***** Record excerpts *****

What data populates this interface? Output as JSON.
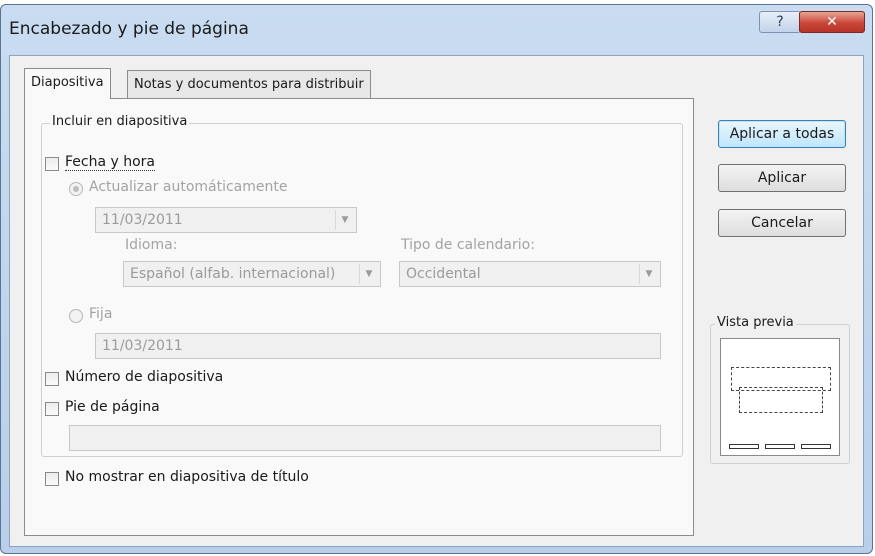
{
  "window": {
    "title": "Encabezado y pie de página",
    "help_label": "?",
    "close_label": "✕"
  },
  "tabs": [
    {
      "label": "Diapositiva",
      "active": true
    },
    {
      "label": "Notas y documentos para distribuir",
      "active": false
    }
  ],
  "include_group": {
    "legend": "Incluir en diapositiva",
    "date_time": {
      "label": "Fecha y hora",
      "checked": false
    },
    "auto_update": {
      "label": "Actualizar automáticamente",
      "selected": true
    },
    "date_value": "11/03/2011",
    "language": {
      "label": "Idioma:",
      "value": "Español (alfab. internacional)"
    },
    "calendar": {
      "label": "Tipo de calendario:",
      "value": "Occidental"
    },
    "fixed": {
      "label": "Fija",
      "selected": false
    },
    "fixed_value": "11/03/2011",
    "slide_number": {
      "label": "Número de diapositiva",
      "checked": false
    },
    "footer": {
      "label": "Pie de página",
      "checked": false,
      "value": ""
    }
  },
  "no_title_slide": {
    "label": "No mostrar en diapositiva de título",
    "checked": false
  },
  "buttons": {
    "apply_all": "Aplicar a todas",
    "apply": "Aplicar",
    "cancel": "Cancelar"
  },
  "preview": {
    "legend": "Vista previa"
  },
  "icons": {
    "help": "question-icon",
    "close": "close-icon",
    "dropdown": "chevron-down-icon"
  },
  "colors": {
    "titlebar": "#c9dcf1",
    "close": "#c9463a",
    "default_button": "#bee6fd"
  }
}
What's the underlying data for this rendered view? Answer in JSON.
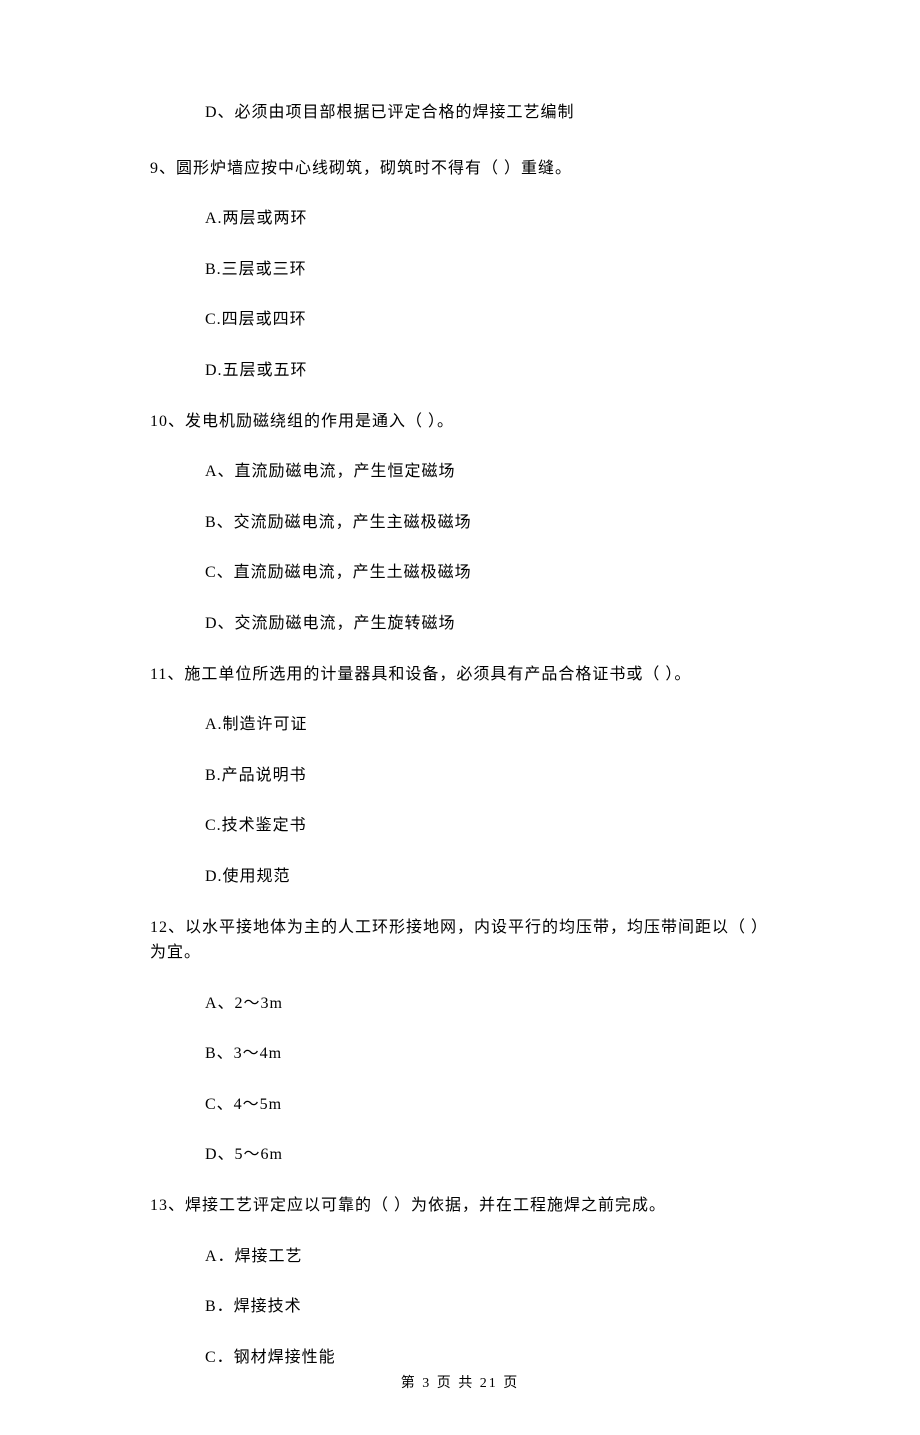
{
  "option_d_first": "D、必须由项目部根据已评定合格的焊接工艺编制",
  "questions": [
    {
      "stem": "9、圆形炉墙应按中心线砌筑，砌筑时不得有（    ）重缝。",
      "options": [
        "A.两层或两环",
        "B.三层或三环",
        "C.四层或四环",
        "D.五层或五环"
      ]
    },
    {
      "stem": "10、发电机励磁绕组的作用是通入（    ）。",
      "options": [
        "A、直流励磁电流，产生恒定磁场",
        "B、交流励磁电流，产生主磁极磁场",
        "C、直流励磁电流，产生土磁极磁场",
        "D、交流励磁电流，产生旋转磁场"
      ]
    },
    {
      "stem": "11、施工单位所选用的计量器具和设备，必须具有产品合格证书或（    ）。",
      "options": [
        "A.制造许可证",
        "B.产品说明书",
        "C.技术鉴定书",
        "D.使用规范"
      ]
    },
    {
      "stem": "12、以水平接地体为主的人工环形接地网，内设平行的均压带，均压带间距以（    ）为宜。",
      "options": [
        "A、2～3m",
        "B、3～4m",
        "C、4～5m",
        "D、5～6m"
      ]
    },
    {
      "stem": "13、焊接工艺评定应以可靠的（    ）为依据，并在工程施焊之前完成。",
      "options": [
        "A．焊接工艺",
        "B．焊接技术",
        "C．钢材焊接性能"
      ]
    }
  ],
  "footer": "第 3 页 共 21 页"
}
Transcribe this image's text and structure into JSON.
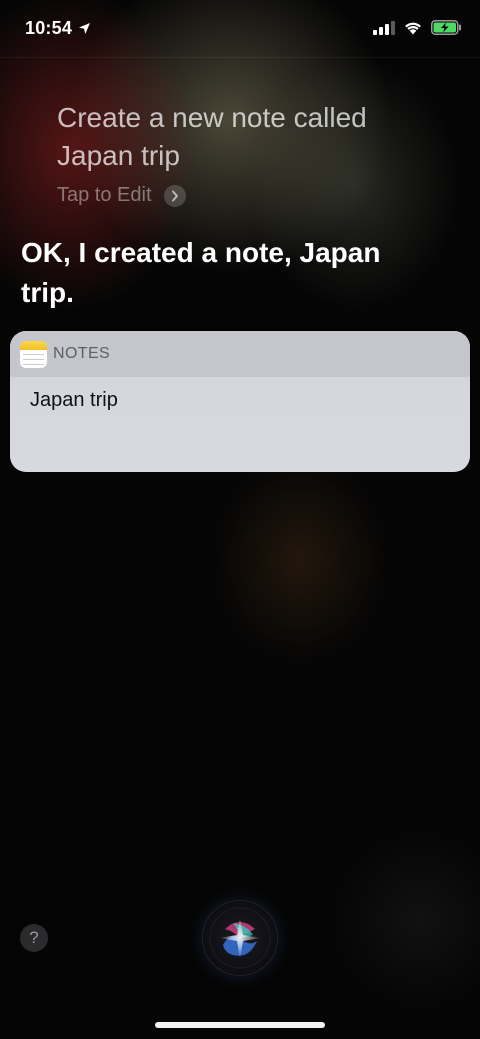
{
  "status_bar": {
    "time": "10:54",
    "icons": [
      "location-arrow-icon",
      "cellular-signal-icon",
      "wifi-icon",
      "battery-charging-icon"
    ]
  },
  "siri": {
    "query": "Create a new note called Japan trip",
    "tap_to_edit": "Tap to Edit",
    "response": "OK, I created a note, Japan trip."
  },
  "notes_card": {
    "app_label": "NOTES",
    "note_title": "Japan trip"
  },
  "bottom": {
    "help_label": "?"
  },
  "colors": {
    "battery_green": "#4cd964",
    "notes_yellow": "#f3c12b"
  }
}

*****

▸ Given request
Beginning with the line that holds "Transcribe this image's", extract every line to the end of the material, exactly as it stands, and drop the pictures.

▸ Full output
Transcribe this image's text and structure into JSON.
{
  "status_bar": {
    "time": "10:54",
    "icons": [
      "location-arrow-icon",
      "cellular-signal-icon",
      "wifi-icon",
      "battery-charging-icon"
    ]
  },
  "siri": {
    "query": "Create a new note called Japan trip",
    "tap_to_edit": "Tap to Edit",
    "response": "OK, I created a note, Japan trip."
  },
  "notes_card": {
    "app_label": "NOTES",
    "note_title": "Japan trip"
  },
  "bottom": {
    "help_label": "?"
  },
  "colors": {
    "battery_green": "#4cd964",
    "notes_yellow": "#f3c12b"
  }
}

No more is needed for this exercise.